§ **你的任务**: 能把下面这篇回忆姥爷的短文从头到尾一字不差地输出吗?

我是唯一在姥爷身边长大的外孙,姥爷从不搞孙子外孙的区别对待,也会时常劝导子女将来别搞这一套。人民公社时期,姥爷担任大队会计,管着全大队的“钱袋子”,可即便走到了公社解散的前夕,姥爷从没有为自己一家谋过一袋面、一桶油的私利,姥爷跟我说过,那时候自己是吃公家饭的干部,如有私心,那就别当干部。这话简单质朴,却又无比深彻。姥爷总是和我分享个人的珍藏,其中姥爷最喜欢两样:一样是刻有“为人民服务”的石英手章,另一样则是公社颁发的毛主席纪念章。
20世纪70年代,姥爷一度担任大队羊场场长,在那个生产条件极其落后、自然条件又极其恶劣的背景下,姥爷创造了集体羊场百母百子的佳绩,受到了自治区畜牧厅的表彰,并受到自治区广播电台通报表扬。我在小说《天边的岁月》当中所描写的主人公轰轰烈烈搞畜牧生产、最终取得成功的故事,就是以姥爷为主要原型糅入了小说的人物和情节当中。
现在想来,能在姥爷身边长大是多幸福的事,我所度过的每一天、做的每一件事、听到的每一个故事,无不在塑造着我的处事观念,没有刻意的教导、没有喋喋不休的唠叨,却在耳濡目染中接收到了最为宝贵的教育,这教育重点内容包含了与人为善、推陈出新、公正无私、艰苦奋斗等等宝贵的品德,何其幸运能受教于姥爷这样的人生导师。
多年后,记忆深处出现这样一个场景:雨后的阳光撒下原野,炊烟混合着油菜花的香气随风飘向远处低矮的山岗,在青草和蒲公英花环抱的小屋当中,一老一少盘腿坐在土炕上,慈祥的老者传道授业,稚嫩的少年如沐春风。
(二)

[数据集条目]

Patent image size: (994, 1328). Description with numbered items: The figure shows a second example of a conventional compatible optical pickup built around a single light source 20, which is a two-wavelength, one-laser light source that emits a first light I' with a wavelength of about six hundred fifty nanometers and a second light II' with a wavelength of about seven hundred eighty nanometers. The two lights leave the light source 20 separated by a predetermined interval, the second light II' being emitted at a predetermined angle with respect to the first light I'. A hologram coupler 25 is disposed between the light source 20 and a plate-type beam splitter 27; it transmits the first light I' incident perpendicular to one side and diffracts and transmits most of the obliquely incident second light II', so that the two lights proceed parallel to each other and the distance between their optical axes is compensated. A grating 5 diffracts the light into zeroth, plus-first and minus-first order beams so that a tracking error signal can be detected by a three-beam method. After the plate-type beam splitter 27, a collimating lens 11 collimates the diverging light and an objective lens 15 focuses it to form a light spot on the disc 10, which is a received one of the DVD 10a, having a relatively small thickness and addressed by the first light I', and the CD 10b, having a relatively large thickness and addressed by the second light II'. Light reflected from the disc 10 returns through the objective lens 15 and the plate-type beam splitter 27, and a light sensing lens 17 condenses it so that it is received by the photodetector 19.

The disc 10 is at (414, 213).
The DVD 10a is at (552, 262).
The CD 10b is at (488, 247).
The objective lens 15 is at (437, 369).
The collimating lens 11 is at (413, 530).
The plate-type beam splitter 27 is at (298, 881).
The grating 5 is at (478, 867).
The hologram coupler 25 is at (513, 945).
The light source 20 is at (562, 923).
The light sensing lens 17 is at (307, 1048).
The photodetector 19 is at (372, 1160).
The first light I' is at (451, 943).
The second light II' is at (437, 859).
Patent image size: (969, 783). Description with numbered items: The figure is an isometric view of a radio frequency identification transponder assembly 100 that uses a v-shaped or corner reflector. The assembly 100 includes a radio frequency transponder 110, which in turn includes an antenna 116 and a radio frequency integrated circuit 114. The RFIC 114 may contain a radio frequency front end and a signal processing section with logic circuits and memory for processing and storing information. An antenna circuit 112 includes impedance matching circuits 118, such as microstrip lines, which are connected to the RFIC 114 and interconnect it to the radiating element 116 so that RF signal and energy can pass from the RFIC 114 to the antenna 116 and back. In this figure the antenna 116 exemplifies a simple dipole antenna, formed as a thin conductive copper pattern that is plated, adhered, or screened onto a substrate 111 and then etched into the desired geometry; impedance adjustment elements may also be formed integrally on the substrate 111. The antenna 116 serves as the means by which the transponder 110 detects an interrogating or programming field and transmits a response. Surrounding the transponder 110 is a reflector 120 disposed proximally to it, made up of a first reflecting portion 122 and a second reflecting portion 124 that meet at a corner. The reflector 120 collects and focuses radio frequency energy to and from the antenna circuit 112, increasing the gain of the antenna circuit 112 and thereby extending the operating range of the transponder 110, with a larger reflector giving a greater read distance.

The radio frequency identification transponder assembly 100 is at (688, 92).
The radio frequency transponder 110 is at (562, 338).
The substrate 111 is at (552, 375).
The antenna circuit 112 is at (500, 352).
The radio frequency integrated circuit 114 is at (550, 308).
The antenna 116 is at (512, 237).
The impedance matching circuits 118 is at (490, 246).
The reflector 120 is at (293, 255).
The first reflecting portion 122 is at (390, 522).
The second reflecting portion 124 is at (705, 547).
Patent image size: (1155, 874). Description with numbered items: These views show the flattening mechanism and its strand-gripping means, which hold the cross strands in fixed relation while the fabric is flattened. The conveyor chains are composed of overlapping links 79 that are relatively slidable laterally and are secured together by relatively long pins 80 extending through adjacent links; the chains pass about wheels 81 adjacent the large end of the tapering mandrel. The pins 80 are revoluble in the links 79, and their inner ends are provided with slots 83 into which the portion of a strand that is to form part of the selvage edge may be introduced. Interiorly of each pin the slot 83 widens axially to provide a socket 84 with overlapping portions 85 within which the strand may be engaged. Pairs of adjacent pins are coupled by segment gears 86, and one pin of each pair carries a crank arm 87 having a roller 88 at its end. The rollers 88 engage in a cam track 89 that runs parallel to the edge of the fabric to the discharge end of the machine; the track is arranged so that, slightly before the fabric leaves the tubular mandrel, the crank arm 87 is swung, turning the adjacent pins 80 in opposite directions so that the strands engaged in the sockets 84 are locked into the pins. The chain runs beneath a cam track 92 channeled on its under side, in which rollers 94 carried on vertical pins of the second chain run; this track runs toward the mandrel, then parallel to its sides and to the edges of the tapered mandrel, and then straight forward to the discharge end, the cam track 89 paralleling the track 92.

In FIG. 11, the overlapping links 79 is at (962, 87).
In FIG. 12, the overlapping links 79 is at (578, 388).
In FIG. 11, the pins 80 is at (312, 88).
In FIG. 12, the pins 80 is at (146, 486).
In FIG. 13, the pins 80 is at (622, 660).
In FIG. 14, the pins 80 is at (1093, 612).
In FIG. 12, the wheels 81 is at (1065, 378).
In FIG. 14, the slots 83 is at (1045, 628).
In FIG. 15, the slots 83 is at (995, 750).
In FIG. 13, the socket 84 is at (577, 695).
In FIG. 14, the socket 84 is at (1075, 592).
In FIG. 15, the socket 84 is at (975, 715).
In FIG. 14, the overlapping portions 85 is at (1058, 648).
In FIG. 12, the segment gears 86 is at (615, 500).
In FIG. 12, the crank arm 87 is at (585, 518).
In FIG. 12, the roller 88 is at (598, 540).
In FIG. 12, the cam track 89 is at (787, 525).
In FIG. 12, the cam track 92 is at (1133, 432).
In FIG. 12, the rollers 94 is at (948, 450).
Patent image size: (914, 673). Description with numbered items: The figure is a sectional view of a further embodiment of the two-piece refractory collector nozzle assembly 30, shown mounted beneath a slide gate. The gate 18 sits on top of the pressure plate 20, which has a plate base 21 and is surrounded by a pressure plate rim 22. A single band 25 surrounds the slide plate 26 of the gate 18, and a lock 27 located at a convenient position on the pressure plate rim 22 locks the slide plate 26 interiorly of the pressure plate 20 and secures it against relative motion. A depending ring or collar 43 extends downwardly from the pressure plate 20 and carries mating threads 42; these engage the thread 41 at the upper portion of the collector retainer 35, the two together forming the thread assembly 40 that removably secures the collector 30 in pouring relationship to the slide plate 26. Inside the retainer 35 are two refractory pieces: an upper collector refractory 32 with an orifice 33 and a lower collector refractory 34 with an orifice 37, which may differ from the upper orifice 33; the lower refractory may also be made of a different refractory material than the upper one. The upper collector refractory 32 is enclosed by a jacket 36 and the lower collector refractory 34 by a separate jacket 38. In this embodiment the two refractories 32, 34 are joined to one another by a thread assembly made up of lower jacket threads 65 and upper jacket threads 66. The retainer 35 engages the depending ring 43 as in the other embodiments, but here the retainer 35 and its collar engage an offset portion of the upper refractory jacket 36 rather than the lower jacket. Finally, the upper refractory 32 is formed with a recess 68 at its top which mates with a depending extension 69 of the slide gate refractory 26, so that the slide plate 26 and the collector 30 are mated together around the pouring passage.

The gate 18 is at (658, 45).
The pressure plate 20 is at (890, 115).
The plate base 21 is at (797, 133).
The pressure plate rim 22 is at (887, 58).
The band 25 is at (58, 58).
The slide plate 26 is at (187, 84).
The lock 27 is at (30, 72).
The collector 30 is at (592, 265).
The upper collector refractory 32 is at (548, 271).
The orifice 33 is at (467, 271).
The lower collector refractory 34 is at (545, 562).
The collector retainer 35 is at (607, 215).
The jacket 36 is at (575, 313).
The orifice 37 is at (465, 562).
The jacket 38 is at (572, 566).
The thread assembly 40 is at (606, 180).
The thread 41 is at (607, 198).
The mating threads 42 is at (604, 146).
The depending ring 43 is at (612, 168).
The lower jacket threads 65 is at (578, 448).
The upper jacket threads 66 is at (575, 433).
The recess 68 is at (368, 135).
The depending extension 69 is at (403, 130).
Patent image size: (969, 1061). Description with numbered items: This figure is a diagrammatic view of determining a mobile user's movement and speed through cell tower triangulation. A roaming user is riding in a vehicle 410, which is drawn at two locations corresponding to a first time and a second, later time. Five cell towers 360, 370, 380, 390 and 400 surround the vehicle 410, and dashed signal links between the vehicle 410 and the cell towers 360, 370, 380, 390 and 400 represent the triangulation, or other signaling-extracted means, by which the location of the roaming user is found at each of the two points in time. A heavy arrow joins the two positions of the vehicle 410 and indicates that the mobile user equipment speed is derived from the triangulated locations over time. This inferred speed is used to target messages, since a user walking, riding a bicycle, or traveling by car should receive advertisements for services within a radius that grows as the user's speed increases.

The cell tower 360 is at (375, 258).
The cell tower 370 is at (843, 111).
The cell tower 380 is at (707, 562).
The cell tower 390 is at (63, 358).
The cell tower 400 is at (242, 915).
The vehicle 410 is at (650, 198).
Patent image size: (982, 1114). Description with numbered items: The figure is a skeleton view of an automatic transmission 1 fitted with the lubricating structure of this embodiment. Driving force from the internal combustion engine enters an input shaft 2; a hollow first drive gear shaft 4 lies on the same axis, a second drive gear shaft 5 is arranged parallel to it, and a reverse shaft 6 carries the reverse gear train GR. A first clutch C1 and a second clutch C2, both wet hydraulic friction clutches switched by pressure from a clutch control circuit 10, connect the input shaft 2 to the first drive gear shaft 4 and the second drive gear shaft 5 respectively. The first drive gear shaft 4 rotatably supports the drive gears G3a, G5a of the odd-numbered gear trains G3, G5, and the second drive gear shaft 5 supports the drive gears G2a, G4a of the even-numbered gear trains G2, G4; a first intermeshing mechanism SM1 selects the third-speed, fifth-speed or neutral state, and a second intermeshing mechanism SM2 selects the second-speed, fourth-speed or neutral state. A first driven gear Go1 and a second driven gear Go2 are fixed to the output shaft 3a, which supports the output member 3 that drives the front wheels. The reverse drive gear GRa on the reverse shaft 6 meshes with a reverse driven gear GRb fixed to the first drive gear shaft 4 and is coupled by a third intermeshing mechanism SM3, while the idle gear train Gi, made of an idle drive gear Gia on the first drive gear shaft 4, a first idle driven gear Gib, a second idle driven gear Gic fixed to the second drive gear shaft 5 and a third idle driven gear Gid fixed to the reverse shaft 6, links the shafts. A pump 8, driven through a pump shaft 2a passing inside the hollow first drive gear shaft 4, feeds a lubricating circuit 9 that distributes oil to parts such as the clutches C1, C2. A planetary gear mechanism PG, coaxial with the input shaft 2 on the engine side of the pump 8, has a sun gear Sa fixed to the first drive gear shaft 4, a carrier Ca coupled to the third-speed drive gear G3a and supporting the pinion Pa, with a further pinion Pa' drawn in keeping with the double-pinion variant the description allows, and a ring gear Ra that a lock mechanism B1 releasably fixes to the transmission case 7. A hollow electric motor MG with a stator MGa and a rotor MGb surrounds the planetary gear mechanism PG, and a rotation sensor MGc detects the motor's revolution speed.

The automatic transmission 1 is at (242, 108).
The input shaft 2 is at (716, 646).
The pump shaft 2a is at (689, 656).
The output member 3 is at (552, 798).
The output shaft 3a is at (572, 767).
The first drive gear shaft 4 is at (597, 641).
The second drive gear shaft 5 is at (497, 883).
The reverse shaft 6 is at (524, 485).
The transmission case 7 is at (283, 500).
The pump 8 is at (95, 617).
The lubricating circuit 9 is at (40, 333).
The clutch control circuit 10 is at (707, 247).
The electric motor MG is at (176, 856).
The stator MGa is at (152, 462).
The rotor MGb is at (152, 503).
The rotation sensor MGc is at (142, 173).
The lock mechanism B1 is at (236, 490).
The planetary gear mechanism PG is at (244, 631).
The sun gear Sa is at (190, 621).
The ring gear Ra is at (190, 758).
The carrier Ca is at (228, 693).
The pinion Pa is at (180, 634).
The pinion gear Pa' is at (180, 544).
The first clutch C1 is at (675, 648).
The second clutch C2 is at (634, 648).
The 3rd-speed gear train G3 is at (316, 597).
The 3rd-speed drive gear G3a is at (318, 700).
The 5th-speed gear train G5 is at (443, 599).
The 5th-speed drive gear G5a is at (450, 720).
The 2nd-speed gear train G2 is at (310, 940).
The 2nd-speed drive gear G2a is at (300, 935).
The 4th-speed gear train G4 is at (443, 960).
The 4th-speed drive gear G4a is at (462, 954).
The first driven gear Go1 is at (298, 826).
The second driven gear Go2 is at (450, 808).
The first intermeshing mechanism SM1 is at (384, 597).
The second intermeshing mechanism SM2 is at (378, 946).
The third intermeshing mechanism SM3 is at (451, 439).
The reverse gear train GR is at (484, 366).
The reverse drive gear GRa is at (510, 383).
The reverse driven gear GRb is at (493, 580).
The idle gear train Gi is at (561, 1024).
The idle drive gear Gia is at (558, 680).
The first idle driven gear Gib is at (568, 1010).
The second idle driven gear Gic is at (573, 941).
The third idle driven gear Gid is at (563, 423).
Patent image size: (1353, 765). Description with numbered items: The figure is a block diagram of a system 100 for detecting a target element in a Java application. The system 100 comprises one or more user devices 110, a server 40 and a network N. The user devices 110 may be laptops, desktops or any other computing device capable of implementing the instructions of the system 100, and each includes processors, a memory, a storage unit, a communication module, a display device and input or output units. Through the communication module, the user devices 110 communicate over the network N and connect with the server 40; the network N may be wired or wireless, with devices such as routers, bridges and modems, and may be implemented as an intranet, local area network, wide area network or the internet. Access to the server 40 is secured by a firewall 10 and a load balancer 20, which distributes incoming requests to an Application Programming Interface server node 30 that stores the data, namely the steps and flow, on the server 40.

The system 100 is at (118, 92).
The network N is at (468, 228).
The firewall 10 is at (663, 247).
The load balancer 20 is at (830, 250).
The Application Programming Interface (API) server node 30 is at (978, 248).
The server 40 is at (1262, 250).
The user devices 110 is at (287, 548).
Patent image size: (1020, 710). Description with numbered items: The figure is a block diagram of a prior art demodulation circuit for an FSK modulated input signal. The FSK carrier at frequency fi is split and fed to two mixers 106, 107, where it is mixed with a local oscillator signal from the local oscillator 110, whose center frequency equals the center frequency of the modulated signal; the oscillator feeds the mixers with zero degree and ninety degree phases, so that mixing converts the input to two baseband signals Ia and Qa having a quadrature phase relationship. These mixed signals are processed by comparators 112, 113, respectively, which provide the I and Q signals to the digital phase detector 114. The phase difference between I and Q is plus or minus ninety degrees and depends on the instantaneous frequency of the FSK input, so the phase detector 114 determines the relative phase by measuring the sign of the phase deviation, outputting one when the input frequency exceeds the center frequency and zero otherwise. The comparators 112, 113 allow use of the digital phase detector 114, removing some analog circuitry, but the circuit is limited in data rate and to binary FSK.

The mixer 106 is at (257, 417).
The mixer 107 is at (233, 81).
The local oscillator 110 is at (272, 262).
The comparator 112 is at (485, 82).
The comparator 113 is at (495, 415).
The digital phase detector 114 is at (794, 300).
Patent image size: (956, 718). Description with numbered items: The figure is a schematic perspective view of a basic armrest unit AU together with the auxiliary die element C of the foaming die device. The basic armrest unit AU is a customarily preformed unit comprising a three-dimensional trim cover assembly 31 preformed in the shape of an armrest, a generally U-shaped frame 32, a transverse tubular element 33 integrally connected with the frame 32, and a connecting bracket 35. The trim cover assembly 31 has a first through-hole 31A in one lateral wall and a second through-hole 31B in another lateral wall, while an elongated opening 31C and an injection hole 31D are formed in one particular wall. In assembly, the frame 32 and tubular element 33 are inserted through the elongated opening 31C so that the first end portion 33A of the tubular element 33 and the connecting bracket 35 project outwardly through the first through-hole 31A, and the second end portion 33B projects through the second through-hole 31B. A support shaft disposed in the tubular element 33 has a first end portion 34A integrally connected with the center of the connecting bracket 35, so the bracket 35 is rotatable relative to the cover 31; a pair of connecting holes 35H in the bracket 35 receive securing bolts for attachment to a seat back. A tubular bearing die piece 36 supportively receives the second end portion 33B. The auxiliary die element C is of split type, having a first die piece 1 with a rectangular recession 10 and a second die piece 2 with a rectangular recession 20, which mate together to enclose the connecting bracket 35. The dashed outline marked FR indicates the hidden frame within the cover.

§ **参考解答**:
我是唯一在姥爷身边长大的外孙,姥爷从不搞孙子外孙的区别对待,也会时常劝导子女将来别搞这一套。人民公社时期,姥爷担任大队会计,管着全大队的“钱袋子”,可即便走到了公社解散的前夕,姥爷从没有为自己一家谋过一袋面、一桶油的私利,姥爷跟我说过,那时候自己是吃公家饭的干部,如有私心,那就别当干部。这话简单质朴,却又无比深彻。姥爷总是和我分享个人的珍藏,其中姥爷最喜欢两样:一样是刻有“为人民服务”的石英手章,另一样则是公社颁发的毛主席纪念章。
20世纪70年代,姥爷一度担任大队羊场场长,在那个生产条件极其落后、自然条件又极其恶劣的背景下,姥爷创造了集体羊场百母百子的佳绩,受到了自治区畜牧厅的表彰,并受到自治区广播电台通报表扬。我在小说《天边的岁月》当中所描写的主人公轰轰烈烈搞畜牧生产、最终取得成功的故事,就是以姥爷为主要原型糅入了小说的人物和情节当中。
现在想来,能在姥爷身边长大是多幸福的事,我所度过的每一天、做的每一件事、听到的每一个故事,无不在塑造着我的处事观念,没有刻意的教导、没有喋喋不休的唠叨,却在耳濡目染中接收到了最为宝贵的教育,这教育重点内容包含了与人为善、推陈出新、公正无私、艰苦奋斗等等宝贵的品德,何其幸运能受教于姥爷这样的人生导师。
多年后,记忆深处出现这样一个场景:雨后的阳光撒下原野,炊烟混合着油菜花的香气随风飘向远处低矮的山岗,在青草和蒲公英花环抱的小屋当中,一老一少盘腿坐在土炕上,慈祥的老者传道授业,稚嫩的少年如沐春风。
(二)